Objective:
Copy every record word for word.

-- start Data supplied --

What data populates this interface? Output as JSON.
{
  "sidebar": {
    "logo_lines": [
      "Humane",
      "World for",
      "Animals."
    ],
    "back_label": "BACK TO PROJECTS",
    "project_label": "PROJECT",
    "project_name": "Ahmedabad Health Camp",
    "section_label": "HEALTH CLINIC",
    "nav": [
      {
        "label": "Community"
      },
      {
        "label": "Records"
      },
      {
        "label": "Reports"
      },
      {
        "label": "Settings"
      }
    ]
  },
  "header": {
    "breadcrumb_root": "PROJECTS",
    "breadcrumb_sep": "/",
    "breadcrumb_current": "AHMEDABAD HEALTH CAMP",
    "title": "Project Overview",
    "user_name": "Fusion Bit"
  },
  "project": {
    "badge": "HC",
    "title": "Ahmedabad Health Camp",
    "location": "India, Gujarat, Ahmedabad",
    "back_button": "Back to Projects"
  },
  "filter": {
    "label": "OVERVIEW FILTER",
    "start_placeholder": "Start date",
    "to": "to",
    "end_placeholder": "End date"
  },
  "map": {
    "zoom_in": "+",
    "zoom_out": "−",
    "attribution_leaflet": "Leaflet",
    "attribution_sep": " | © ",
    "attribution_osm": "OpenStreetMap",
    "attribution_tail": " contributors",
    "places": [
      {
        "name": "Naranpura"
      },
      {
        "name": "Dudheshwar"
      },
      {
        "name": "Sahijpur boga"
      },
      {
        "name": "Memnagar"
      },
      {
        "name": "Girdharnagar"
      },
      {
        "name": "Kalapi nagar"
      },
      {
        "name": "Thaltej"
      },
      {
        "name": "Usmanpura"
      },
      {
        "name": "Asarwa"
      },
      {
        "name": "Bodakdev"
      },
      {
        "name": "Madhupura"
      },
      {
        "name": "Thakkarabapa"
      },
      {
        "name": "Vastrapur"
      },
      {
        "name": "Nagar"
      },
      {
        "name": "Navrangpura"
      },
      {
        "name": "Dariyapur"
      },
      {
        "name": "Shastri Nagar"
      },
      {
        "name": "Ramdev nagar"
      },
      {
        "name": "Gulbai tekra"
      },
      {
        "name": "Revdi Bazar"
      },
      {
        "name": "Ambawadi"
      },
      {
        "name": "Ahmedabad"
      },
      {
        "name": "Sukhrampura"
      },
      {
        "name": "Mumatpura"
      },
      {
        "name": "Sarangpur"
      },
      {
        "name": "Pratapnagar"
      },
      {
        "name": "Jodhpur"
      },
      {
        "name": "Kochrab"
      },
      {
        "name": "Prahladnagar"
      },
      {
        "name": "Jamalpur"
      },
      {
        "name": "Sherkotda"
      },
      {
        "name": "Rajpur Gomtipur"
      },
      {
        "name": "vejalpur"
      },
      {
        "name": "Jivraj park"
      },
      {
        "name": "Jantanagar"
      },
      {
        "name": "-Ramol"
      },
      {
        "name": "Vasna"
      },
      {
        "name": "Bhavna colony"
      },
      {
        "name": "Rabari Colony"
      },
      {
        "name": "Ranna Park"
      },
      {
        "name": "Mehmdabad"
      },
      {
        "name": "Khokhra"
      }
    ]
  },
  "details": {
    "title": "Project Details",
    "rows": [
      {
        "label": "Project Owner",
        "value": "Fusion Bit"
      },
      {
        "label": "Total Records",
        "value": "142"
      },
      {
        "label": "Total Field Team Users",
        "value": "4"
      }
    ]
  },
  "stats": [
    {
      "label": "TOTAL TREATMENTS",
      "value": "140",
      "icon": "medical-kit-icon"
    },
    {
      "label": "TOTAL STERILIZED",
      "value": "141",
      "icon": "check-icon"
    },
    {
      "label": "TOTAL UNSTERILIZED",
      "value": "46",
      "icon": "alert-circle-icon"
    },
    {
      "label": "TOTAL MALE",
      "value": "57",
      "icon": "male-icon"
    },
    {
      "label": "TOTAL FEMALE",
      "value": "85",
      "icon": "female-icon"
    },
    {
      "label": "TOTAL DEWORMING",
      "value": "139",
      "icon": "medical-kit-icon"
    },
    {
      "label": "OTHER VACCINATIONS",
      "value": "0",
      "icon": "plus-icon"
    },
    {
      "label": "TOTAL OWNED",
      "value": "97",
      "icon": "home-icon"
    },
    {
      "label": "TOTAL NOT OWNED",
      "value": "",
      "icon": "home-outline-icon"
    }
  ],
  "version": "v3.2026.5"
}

-- end Data supplied --

Answer to this exercise:
What data populates this interface? Output as JSON.
{
  "sidebar": {
    "logo_lines": [
      "Humane",
      "World for",
      "Animals."
    ],
    "back_label": "BACK TO PROJECTS",
    "project_label": "PROJECT",
    "project_name": "Ahmedabad Health Camp",
    "section_label": "HEALTH CLINIC",
    "nav": [
      {
        "label": "Community"
      },
      {
        "label": "Records"
      },
      {
        "label": "Reports"
      },
      {
        "label": "Settings"
      }
    ]
  },
  "header": {
    "breadcrumb_root": "PROJECTS",
    "breadcrumb_sep": "/",
    "breadcrumb_current": "AHMEDABAD HEALTH CAMP",
    "title": "Project Overview",
    "user_name": "Fusion Bit"
  },
  "project": {
    "badge": "HC",
    "title": "Ahmedabad Health Camp",
    "location": "India, Gujarat, Ahmedabad",
    "back_button": "Back to Projects"
  },
  "filter": {
    "label": "OVERVIEW FILTER",
    "start_placeholder": "Start date",
    "to": "to",
    "end_placeholder": "End date"
  },
  "map": {
    "zoom_in": "+",
    "zoom_out": "−",
    "attribution_leaflet": "Leaflet",
    "attribution_sep": " | © ",
    "attribution_osm": "OpenStreetMap",
    "attribution_tail": " contributors",
    "places": [
      {
        "name": "Naranpura"
      },
      {
        "name": "Dudheshwar"
      },
      {
        "name": "Sahijpur boga"
      },
      {
        "name": "Memnagar"
      },
      {
        "name": "Girdharnagar"
      },
      {
        "name": "Kalapi nagar"
      },
      {
        "name": "Thaltej"
      },
      {
        "name": "Usmanpura"
      },
      {
        "name": "Asarwa"
      },
      {
        "name": "Bodakdev"
      },
      {
        "name": "Madhupura"
      },
      {
        "name": "Thakkarabapa"
      },
      {
        "name": "Vastrapur"
      },
      {
        "name": "Nagar"
      },
      {
        "name": "Navrangpura"
      },
      {
        "name": "Dariyapur"
      },
      {
        "name": "Shastri Nagar"
      },
      {
        "name": "Ramdev nagar"
      },
      {
        "name": "Gulbai tekra"
      },
      {
        "name": "Revdi Bazar"
      },
      {
        "name": "Ambawadi"
      },
      {
        "name": "Ahmedabad"
      },
      {
        "name": "Sukhrampura"
      },
      {
        "name": "Mumatpura"
      },
      {
        "name": "Sarangpur"
      },
      {
        "name": "Pratapnagar"
      },
      {
        "name": "Jodhpur"
      },
      {
        "name": "Kochrab"
      },
      {
        "name": "Prahladnagar"
      },
      {
        "name": "Jamalpur"
      },
      {
        "name": "Sherkotda"
      },
      {
        "name": "Rajpur Gomtipur"
      },
      {
        "name": "vejalpur"
      },
      {
        "name": "Jivraj park"
      },
      {
        "name": "Jantanagar"
      },
      {
        "name": "-Ramol"
      },
      {
        "name": "Vasna"
      },
      {
        "name": "Bhavna colony"
      },
      {
        "name": "Rabari Colony"
      },
      {
        "name": "Ranna Park"
      },
      {
        "name": "Mehmdabad"
      },
      {
        "name": "Khokhra"
      }
    ]
  },
  "details": {
    "title": "Project Details",
    "rows": [
      {
        "label": "Project Owner",
        "value": "Fusion Bit"
      },
      {
        "label": "Total Records",
        "value": "142"
      },
      {
        "label": "Total Field Team Users",
        "value": "4"
      }
    ]
  },
  "stats": [
    {
      "label": "TOTAL TREATMENTS",
      "value": "140",
      "icon": "medical-kit-icon"
    },
    {
      "label": "TOTAL STERILIZED",
      "value": "141",
      "icon": "check-icon"
    },
    {
      "label": "TOTAL UNSTERILIZED",
      "value": "46",
      "icon": "alert-circle-icon"
    },
    {
      "label": "TOTAL MALE",
      "value": "57",
      "icon": "male-icon"
    },
    {
      "label": "TOTAL FEMALE",
      "value": "85",
      "icon": "female-icon"
    },
    {
      "label": "TOTAL DEWORMING",
      "value": "139",
      "icon": "medical-kit-icon"
    },
    {
      "label": "OTHER VACCINATIONS",
      "value": "0",
      "icon": "plus-icon"
    },
    {
      "label": "TOTAL OWNED",
      "value": "97",
      "icon": "home-icon"
    },
    {
      "label": "TOTAL NOT OWNED",
      "value": "",
      "icon": "home-outline-icon"
    }
  ],
  "version": "v3.2026.5"
}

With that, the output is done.